→ Extrait source:

________

Suivant l’annonce initiale faite par les trois organismes, le ministre d’État chargé des Sciences et des Technologies, Gary Goodyear, a informé la Chambre des communes des changements apportés à la politique lors de la période de questions. « Bien que les cas d’infraction soient rares en recherche, a-t-il déclaré, il est important de veiller à la protection de l’intégrité de la recherche et des chercheurs canadiens, et c’est justement ce que nous faisons. »

Les personnes reconnues coupables d’une grave infraction verront leur nom publié sur le site Web de l’organisme subventionnaire concerné. Les nouvelles mesures s’appliquent également aux étudiants qui sollicitent une subvention.

L’annonce a pris les universités par surprise. Comme l’explique Martha Crago, vice-rectrice à la recherche à l’Université Dalhousie, en raison des lois sur la protection des renseignements personnels, les universités peuvent seulement divulguer publiquement le nom de chercheurs qui commettent des fraudes si la cause est portée devant les tribunaux. « Ces chercheurs passent d’une université à l’autre sans se faire repérer. Je trouve cela vraiment frustrant », dit-elle. Selon elle, les nouvelles mesures devraient aider à prévenir ce genre de situation, mais il reste à voir comment elles seront appliquées sans contrevenir aux lois sur la protection des renseignements personnels. Mme Crago était membre du groupe d’experts mis sur pied par le Conseil des académies canadiennes pour examiner la question de l’intégrité en recherche.

________

→ Données fournies:
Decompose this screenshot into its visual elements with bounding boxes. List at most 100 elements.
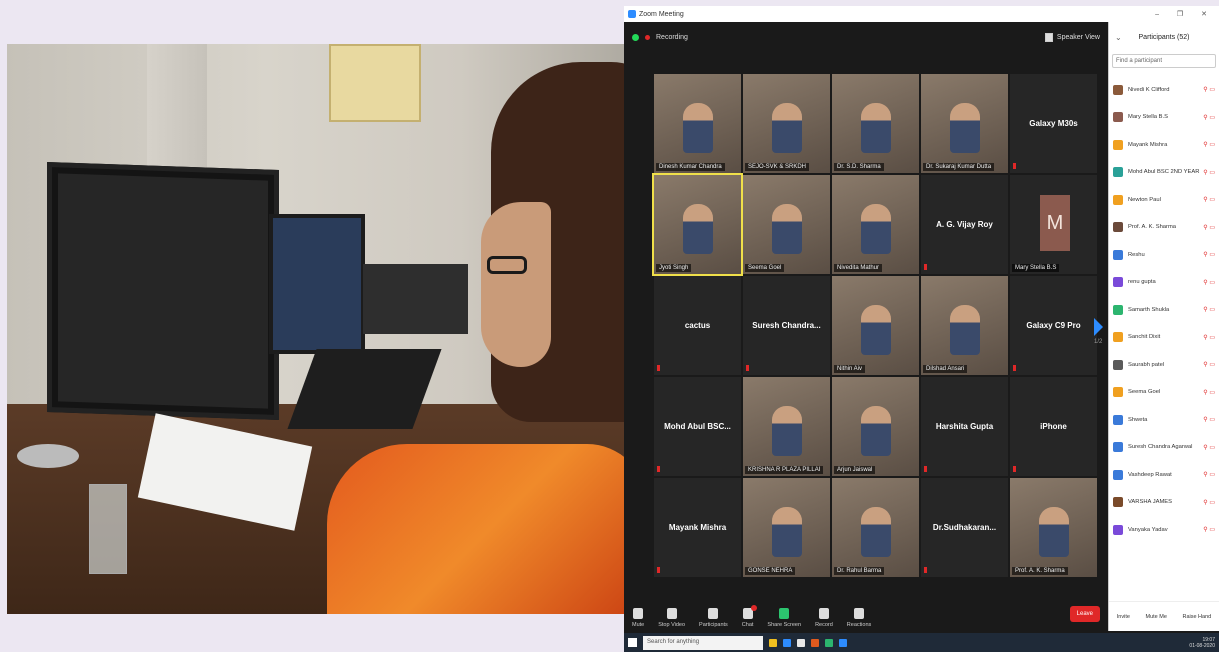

________

→ Problèmes à résoudre:
A - Répondez à ces questions sur l'extrait consacré à l'intégrité en recherche :
(i) Devant quelle assemblée Gary Goodyear a-t-il présenté les changements apportés à la politique ?
(ii) Où le nom des personnes reconnues coupables d'une grave infraction sera-t-il publié ?
(iii) Quel poste Martha Crago occupe-t-elle ?
B - Rédigez la suite de l'extrait sur l'intégrité en recherche à partir de sa dernière phrase.
Les données n'ont aucun lien avec l'extrait.

→ Résultats des tâches:
A -
(i) Devant la Chambre des communes, lors de la période de questions.
(ii) Sur le site Web de l'organisme subventionnaire concerné.
(iii) Vice-rectrice à la recherche à l'Université Dalhousie.

B -
Les cas réputés de fraude scientifique sont rares au Canada selon les données des organismes subventionnaires. Si l’on en croit le rapport du groupe d’experts publié en 2010, le problème est cependant plus répandu que ce qu’indiquent ces données, car les chiffres ne tiennent pas compte de la recherche financée par le secteur privé et de la recherche qui n’entre pas dans le mandat des organismes subventionnaires. Les nouvelles mesures s’appliquent uniquement aux projets de recherche financés par les organismes subventionnaires.

Il y a eu des cas d’inconduite universitaire très médiatisés au Canada. En 2005, le chercheur Eric Poehlman de l’Université de Montréal a plaidé coupable à des accusations de falsification et de fabrication de données alors qu’il travaillait aux États-Unis. Ranjit Chandra, un professeur de l’Université Memorial, a pris sa retraite en 2002 après avoir été accusé de falsification de données.